• **EXERCISE**:
Write out the data below in full. Keep it exact.

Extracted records
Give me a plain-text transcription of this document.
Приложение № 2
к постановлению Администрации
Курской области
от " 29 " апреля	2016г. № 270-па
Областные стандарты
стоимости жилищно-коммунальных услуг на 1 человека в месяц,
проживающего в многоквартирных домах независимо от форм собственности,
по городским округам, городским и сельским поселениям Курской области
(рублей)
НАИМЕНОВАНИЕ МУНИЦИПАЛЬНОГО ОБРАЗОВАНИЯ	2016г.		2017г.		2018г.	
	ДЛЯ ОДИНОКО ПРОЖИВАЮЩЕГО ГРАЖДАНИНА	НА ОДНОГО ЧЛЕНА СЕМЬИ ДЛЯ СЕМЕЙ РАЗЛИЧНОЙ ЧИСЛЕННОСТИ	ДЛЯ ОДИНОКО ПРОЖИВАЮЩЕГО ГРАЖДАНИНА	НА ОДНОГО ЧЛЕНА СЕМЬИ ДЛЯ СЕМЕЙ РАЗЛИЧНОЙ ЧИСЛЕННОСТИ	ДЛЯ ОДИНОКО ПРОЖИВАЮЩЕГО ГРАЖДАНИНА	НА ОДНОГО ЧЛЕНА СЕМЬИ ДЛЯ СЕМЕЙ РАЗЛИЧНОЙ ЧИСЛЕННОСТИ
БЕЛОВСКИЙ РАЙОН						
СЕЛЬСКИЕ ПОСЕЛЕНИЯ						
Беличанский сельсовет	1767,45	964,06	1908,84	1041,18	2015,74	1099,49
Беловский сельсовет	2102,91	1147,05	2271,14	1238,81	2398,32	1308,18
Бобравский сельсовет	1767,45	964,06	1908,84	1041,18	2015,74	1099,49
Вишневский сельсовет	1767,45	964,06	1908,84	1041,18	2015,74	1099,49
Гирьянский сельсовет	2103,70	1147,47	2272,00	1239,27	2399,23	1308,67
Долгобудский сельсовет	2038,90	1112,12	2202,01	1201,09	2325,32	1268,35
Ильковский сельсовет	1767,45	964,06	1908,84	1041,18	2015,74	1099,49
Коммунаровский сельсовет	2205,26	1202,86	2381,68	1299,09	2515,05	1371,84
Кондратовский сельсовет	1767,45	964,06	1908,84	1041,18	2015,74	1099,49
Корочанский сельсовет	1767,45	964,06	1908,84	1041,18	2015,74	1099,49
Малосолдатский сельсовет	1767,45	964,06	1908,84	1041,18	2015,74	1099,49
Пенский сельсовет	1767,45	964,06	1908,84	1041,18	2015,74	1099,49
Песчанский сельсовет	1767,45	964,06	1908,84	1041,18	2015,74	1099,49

• **TASK RESPONSE**:
Give me a plain-text transcription of this document.
Приложение № 2
к постановлению Администрации
Курской области
от " 29 " апреля	2016г. № 270-па
Областные стандарты
стоимости жилищно-коммунальных услуг на 1 человека в месяц,
проживающего в многоквартирных домах независимо от форм собственности,
по городским округам, городским и сельским поселениям Курской области
(рублей)
НАИМЕНОВАНИЕ МУНИЦИПАЛЬНОГО ОБРАЗОВАНИЯ	2016г.		2017г.		2018г.	
	ДЛЯ ОДИНОКО ПРОЖИВАЮЩЕГО ГРАЖДАНИНА	НА ОДНОГО ЧЛЕНА СЕМЬИ ДЛЯ СЕМЕЙ РАЗЛИЧНОЙ ЧИСЛЕННОСТИ	ДЛЯ ОДИНОКО ПРОЖИВАЮЩЕГО ГРАЖДАНИНА	НА ОДНОГО ЧЛЕНА СЕМЬИ ДЛЯ СЕМЕЙ РАЗЛИЧНОЙ ЧИСЛЕННОСТИ	ДЛЯ ОДИНОКО ПРОЖИВАЮЩЕГО ГРАЖДАНИНА	НА ОДНОГО ЧЛЕНА СЕМЬИ ДЛЯ СЕМЕЙ РАЗЛИЧНОЙ ЧИСЛЕННОСТИ
БЕЛОВСКИЙ РАЙОН						
СЕЛЬСКИЕ ПОСЕЛЕНИЯ						
Беличанский сельсовет	1767,45	964,06	1908,84	1041,18	2015,74	1099,49
Беловский сельсовет	2102,91	1147,05	2271,14	1238,81	2398,32	1308,18
Бобравский сельсовет	1767,45	964,06	1908,84	1041,18	2015,74	1099,49
Вишневский сельсовет	1767,45	964,06	1908,84	1041,18	2015,74	1099,49
Гирьянский сельсовет	2103,70	1147,47	2272,00	1239,27	2399,23	1308,67
Долгобудский сельсовет	2038,90	1112,12	2202,01	1201,09	2325,32	1268,35
Ильковский сельсовет	1767,45	964,06	1908,84	1041,18	2015,74	1099,49
Коммунаровский сельсовет	2205,26	1202,86	2381,68	1299,09	2515,05	1371,84
Кондратовский сельсовет	1767,45	964,06	1908,84	1041,18	2015,74	1099,49
Корочанский сельсовет	1767,45	964,06	1908,84	1041,18	2015,74	1099,49
Малосолдатский сельсовет	1767,45	964,06	1908,84	1041,18	2015,74	1099,49
Пенский сельсовет	1767,45	964,06	1908,84	1041,18	2015,74	1099,49
Песчанский сельсовет	1767,45	964,06	1908,84	1041,18	2015,74	1099,49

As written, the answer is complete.